_PROBLEM STATEMENT_:
Pick out the lines in the listing below that contain the word "help" and copy them.

_Stored data_:
Start

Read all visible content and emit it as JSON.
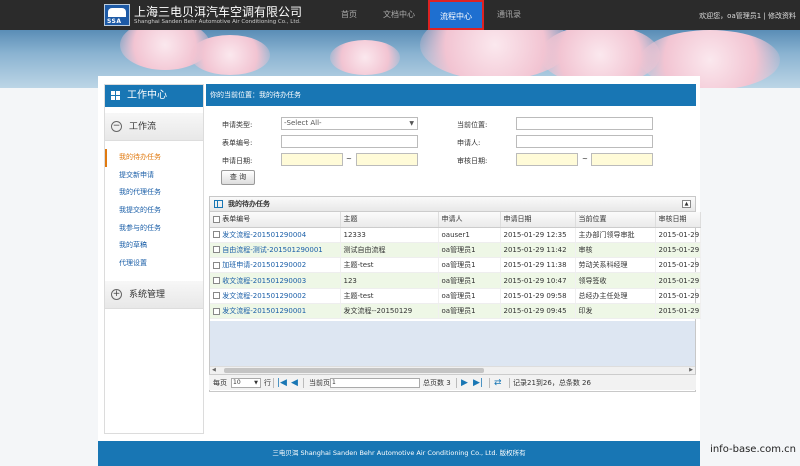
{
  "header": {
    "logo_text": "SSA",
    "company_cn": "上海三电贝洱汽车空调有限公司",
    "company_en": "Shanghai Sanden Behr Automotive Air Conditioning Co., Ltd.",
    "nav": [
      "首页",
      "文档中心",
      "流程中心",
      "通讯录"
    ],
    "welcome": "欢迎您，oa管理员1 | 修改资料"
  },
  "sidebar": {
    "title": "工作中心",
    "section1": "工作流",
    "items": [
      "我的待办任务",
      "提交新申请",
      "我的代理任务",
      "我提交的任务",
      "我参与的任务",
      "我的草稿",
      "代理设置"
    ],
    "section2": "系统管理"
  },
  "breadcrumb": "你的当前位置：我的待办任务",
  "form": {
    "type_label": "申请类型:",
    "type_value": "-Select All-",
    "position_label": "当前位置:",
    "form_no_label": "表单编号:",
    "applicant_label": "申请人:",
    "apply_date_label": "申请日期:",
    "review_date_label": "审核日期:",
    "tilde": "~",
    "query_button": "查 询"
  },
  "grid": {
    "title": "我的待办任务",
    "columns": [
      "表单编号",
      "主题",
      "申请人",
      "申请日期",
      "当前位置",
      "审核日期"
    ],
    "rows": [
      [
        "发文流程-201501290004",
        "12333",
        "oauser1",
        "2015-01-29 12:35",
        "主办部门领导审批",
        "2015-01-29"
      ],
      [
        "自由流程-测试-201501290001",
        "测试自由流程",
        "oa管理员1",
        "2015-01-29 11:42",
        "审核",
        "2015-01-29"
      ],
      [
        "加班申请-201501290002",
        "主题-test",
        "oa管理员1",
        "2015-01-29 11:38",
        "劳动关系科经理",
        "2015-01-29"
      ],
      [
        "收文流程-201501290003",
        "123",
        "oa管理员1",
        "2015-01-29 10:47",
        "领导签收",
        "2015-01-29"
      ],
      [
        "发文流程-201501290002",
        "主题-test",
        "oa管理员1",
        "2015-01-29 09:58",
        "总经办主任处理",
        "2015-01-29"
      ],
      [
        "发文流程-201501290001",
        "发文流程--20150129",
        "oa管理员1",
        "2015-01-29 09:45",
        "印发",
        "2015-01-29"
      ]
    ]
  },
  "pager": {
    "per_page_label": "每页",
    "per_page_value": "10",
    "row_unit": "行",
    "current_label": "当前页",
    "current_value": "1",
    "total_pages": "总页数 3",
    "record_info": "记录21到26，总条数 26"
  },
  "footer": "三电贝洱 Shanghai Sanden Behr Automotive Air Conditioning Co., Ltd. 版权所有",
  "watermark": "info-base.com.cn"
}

End
Start

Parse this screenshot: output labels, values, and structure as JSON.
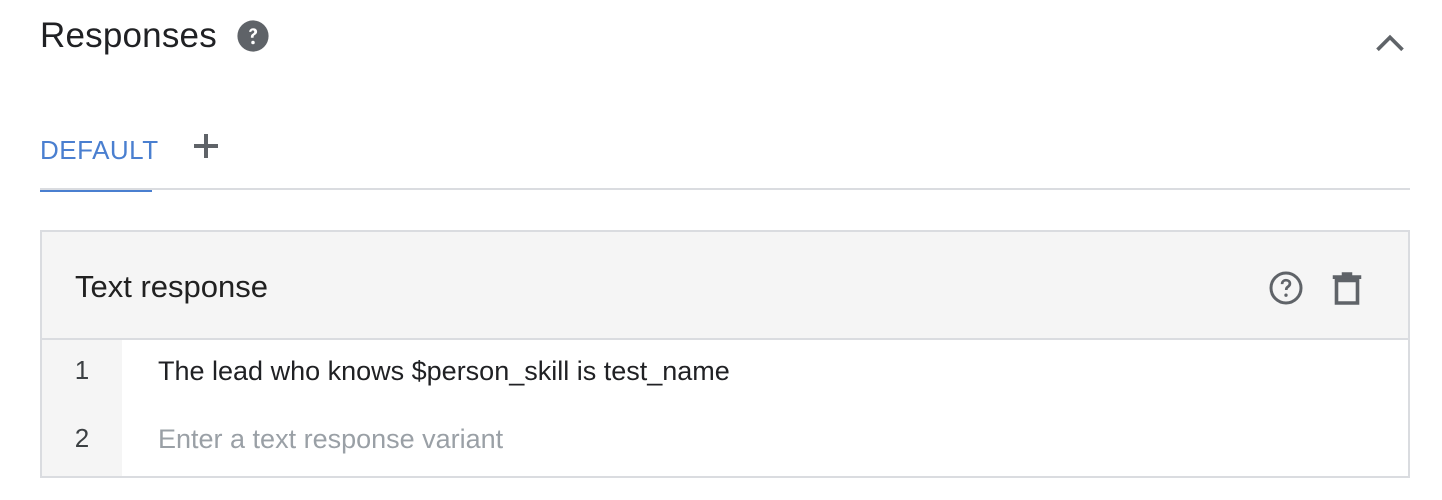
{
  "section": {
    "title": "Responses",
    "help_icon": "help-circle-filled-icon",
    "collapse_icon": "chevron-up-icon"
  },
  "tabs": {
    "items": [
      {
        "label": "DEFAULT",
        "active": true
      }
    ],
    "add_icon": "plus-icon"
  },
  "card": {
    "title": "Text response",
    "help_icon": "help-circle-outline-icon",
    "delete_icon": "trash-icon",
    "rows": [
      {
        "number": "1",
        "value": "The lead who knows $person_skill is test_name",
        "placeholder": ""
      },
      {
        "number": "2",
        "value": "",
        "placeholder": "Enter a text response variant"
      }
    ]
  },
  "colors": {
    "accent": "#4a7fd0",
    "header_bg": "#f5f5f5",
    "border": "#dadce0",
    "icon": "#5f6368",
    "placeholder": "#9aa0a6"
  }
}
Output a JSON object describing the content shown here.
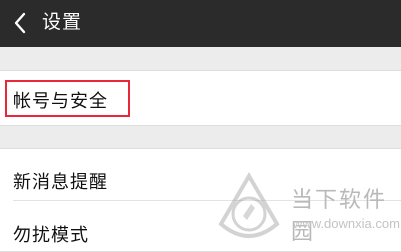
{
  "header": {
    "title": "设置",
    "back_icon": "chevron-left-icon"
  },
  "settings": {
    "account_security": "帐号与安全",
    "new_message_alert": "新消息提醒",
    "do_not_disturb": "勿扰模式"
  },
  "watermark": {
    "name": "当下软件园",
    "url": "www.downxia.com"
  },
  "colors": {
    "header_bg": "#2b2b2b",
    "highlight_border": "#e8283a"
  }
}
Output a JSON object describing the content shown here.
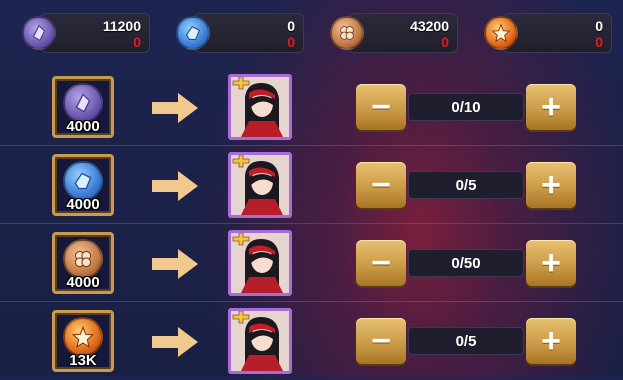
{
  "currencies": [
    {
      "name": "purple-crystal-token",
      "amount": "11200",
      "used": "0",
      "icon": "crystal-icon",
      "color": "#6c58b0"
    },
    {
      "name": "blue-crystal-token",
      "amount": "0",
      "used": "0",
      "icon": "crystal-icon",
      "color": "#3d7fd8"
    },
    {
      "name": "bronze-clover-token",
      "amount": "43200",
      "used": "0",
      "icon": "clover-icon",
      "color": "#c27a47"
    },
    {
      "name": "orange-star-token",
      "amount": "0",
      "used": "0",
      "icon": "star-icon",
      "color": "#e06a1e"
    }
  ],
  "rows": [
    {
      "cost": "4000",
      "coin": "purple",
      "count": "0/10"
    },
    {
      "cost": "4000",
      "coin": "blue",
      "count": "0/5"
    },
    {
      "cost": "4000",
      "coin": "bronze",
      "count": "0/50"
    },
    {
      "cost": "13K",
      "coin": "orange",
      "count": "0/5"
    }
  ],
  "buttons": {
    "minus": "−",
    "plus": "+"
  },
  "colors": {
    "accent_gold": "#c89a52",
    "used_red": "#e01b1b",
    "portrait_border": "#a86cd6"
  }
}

End

_RESULT BELOW_:
    "help_icon": "help-circle-filled-icon",
    "help_icon": "help-circle-outline-icon",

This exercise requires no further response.